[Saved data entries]
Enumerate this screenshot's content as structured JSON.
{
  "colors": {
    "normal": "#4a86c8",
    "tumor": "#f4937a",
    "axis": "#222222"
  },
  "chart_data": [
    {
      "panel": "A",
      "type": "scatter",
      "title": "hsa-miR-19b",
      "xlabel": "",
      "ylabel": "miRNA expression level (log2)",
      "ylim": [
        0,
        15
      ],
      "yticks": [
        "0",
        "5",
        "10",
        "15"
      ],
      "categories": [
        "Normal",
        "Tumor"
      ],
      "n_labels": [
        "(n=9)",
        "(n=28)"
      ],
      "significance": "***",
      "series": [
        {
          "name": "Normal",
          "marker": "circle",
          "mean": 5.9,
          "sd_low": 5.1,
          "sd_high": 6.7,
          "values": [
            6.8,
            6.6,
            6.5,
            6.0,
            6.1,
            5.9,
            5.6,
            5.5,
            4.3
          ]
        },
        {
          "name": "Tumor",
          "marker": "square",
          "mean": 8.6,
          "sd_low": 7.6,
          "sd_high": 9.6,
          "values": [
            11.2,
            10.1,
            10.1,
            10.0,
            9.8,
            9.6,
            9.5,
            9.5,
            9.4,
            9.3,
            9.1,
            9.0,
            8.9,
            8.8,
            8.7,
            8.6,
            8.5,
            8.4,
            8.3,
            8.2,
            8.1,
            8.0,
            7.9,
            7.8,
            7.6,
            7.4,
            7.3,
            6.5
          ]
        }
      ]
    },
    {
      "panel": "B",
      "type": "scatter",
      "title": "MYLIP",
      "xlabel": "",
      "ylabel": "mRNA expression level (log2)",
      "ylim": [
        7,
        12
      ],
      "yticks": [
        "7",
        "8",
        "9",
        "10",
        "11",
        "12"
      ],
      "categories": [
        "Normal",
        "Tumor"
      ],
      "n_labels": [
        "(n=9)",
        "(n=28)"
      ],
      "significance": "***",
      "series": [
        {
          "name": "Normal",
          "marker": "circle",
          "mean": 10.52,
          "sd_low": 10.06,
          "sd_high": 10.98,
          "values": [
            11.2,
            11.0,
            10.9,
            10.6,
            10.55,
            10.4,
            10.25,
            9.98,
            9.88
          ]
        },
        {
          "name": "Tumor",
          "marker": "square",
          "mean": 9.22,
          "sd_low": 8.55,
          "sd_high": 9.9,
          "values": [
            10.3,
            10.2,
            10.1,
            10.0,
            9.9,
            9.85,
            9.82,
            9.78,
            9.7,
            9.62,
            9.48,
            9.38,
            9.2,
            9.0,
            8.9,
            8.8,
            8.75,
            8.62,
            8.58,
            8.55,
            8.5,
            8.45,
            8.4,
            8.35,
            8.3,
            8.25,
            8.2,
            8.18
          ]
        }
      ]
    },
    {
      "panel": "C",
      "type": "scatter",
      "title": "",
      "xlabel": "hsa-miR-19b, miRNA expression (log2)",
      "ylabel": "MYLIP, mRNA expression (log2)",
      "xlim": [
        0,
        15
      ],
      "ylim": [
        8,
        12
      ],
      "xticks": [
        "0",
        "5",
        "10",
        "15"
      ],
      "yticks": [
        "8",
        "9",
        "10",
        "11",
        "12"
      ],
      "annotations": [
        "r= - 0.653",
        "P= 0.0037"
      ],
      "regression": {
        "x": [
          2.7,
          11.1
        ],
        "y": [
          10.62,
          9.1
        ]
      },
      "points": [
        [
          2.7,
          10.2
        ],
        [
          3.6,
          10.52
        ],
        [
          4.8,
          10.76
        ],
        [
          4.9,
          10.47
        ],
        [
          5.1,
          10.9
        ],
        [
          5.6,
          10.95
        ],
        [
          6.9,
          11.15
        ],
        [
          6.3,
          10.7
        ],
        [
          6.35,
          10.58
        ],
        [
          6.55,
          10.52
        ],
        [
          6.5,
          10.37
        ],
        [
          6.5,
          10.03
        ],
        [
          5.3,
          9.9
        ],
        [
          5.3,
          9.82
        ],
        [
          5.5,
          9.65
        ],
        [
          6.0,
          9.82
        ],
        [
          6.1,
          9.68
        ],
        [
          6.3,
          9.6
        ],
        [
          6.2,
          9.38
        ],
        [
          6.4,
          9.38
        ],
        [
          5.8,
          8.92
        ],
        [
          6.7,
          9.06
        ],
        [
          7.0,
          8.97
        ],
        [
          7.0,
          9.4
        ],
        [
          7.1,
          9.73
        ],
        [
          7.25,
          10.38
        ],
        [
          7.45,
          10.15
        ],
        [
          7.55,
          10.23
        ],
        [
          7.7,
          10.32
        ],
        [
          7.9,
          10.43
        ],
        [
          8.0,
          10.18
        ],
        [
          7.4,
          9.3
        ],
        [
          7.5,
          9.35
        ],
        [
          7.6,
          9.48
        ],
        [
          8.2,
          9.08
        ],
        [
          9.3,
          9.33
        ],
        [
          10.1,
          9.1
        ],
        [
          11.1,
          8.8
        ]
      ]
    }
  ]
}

...

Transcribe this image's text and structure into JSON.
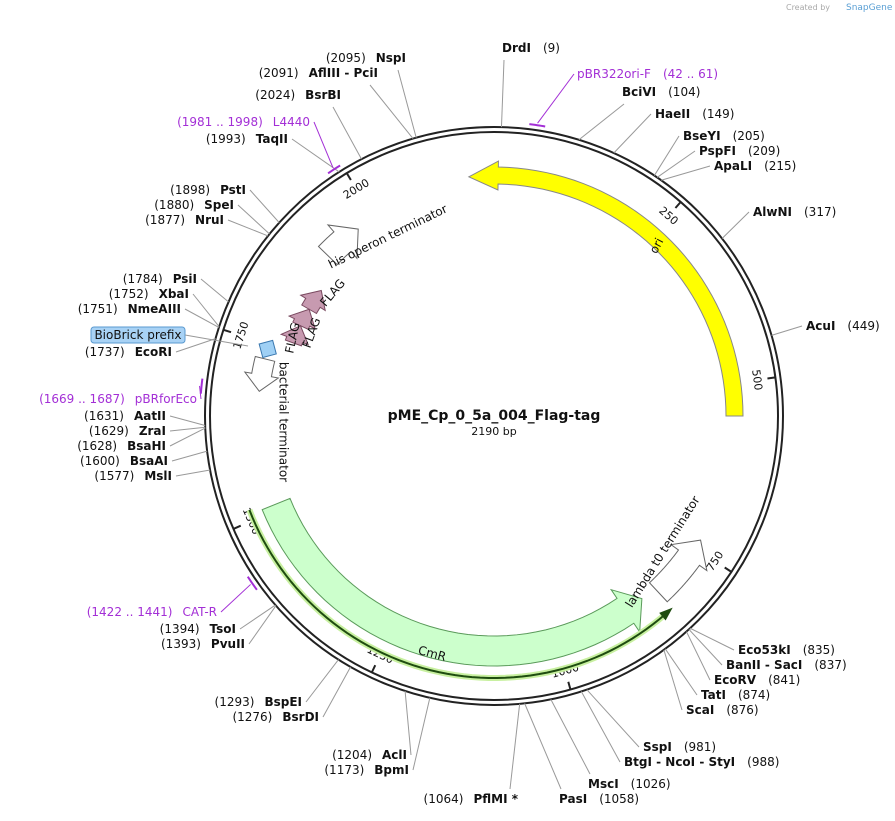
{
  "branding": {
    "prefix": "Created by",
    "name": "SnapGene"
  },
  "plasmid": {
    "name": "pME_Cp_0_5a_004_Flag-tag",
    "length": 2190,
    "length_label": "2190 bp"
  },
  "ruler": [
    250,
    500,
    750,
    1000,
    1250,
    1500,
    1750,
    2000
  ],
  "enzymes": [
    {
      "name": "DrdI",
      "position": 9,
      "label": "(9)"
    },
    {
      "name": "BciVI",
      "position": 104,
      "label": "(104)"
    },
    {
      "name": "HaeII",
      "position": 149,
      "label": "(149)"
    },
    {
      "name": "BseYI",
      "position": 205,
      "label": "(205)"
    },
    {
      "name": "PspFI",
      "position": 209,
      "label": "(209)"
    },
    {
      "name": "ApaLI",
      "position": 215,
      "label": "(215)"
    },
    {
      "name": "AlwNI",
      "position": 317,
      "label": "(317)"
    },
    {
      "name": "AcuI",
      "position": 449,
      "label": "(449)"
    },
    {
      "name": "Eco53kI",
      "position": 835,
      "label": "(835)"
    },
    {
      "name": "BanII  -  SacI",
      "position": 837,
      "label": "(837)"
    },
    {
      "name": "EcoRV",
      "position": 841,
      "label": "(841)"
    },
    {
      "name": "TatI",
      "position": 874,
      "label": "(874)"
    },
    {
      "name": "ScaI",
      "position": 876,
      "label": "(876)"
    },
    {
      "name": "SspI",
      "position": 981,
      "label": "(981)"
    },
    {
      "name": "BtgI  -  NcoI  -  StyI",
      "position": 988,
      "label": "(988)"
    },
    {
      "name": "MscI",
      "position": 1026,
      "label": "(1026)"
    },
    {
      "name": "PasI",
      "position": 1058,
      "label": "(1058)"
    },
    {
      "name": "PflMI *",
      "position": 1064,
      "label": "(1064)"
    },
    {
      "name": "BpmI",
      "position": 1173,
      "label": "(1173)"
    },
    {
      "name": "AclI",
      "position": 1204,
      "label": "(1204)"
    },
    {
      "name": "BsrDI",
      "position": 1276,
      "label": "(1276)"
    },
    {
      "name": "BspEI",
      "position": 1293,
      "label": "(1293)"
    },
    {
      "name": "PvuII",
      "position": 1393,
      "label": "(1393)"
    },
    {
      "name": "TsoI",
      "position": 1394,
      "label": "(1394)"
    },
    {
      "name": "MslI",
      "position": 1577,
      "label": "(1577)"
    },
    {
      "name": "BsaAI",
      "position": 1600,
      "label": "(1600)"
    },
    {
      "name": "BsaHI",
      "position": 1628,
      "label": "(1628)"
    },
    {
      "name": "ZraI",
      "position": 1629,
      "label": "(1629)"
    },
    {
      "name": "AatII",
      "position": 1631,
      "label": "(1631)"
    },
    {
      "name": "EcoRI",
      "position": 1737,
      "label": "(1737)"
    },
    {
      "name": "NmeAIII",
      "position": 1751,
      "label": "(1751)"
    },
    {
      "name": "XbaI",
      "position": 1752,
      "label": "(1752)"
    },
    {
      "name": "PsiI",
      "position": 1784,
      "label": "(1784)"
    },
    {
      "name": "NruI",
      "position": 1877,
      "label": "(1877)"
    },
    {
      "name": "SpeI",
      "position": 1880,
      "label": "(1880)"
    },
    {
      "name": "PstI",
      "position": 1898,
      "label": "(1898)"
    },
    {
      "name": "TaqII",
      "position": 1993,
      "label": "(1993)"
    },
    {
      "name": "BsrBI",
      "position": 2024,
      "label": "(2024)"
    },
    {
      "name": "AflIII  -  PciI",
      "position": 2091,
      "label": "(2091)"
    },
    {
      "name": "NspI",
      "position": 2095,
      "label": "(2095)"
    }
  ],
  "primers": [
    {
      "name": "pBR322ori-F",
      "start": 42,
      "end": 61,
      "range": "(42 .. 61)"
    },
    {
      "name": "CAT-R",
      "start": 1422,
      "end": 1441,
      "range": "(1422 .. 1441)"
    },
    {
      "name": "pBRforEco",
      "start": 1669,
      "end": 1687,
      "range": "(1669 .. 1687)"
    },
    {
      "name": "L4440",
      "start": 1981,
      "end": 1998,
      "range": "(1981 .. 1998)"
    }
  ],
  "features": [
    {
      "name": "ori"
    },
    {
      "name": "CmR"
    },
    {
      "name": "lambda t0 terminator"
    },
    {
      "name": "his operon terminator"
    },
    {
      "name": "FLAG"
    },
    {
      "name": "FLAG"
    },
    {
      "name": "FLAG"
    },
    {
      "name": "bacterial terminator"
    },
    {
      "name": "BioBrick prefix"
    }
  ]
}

_Task requirements_. Return, from the data, each line where the string "JSON" occurs.

_Problem solution_.
Enumerate this screenshot's content as structured JSON.
Transcribe this image's text and structure into JSON.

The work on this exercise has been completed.